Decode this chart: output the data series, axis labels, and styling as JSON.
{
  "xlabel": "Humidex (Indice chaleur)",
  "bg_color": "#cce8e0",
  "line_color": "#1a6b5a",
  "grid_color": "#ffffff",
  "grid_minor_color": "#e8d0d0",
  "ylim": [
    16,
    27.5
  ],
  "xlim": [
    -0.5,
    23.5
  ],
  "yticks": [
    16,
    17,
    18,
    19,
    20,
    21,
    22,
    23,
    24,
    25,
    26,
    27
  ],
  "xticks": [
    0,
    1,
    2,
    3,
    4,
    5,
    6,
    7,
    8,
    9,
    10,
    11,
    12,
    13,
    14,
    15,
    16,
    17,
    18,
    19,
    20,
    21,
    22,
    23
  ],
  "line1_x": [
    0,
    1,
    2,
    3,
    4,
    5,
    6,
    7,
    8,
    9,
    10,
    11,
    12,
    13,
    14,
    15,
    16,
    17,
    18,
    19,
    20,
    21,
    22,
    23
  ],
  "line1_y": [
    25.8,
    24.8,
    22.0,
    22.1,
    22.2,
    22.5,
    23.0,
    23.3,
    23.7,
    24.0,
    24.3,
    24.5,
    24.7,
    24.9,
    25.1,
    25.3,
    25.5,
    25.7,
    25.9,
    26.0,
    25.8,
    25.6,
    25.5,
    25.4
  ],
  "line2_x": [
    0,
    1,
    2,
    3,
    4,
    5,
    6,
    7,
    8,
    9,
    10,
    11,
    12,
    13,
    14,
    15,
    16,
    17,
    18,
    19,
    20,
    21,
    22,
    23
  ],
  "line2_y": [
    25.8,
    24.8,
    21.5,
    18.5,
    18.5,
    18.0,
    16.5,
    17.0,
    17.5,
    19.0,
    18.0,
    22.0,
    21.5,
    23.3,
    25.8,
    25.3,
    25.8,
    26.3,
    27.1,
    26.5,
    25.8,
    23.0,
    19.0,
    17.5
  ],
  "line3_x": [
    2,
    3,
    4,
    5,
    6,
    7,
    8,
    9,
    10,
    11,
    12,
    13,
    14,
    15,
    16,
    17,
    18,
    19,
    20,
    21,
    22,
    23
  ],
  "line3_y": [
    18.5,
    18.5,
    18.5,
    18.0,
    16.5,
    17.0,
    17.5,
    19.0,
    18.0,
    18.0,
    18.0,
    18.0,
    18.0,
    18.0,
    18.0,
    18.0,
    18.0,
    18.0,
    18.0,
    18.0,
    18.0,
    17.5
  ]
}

****************

■ WHAT THE TASK REQUIRES
Write out the entire listing exactly.

■ THE ANSWER
Decode this chart: output the data series, axis labels, and styling as JSON.
{
  "xlabel": "Humidex (Indice chaleur)",
  "bg_color": "#cce8e0",
  "line_color": "#1a6b5a",
  "grid_color": "#ffffff",
  "grid_minor_color": "#e8d0d0",
  "ylim": [
    16,
    27.5
  ],
  "xlim": [
    -0.5,
    23.5
  ],
  "yticks": [
    16,
    17,
    18,
    19,
    20,
    21,
    22,
    23,
    24,
    25,
    26,
    27
  ],
  "xticks": [
    0,
    1,
    2,
    3,
    4,
    5,
    6,
    7,
    8,
    9,
    10,
    11,
    12,
    13,
    14,
    15,
    16,
    17,
    18,
    19,
    20,
    21,
    22,
    23
  ],
  "line1_x": [
    0,
    1,
    2,
    3,
    4,
    5,
    6,
    7,
    8,
    9,
    10,
    11,
    12,
    13,
    14,
    15,
    16,
    17,
    18,
    19,
    20,
    21,
    22,
    23
  ],
  "line1_y": [
    25.8,
    24.8,
    22.0,
    22.1,
    22.2,
    22.5,
    23.0,
    23.3,
    23.7,
    24.0,
    24.3,
    24.5,
    24.7,
    24.9,
    25.1,
    25.3,
    25.5,
    25.7,
    25.9,
    26.0,
    25.8,
    25.6,
    25.5,
    25.4
  ],
  "line2_x": [
    0,
    1,
    2,
    3,
    4,
    5,
    6,
    7,
    8,
    9,
    10,
    11,
    12,
    13,
    14,
    15,
    16,
    17,
    18,
    19,
    20,
    21,
    22,
    23
  ],
  "line2_y": [
    25.8,
    24.8,
    21.5,
    18.5,
    18.5,
    18.0,
    16.5,
    17.0,
    17.5,
    19.0,
    18.0,
    22.0,
    21.5,
    23.3,
    25.8,
    25.3,
    25.8,
    26.3,
    27.1,
    26.5,
    25.8,
    23.0,
    19.0,
    17.5
  ],
  "line3_x": [
    2,
    3,
    4,
    5,
    6,
    7,
    8,
    9,
    10,
    11,
    12,
    13,
    14,
    15,
    16,
    17,
    18,
    19,
    20,
    21,
    22,
    23
  ],
  "line3_y": [
    18.5,
    18.5,
    18.5,
    18.0,
    16.5,
    17.0,
    17.5,
    19.0,
    18.0,
    18.0,
    18.0,
    18.0,
    18.0,
    18.0,
    18.0,
    18.0,
    18.0,
    18.0,
    18.0,
    18.0,
    18.0,
    17.5
  ]
}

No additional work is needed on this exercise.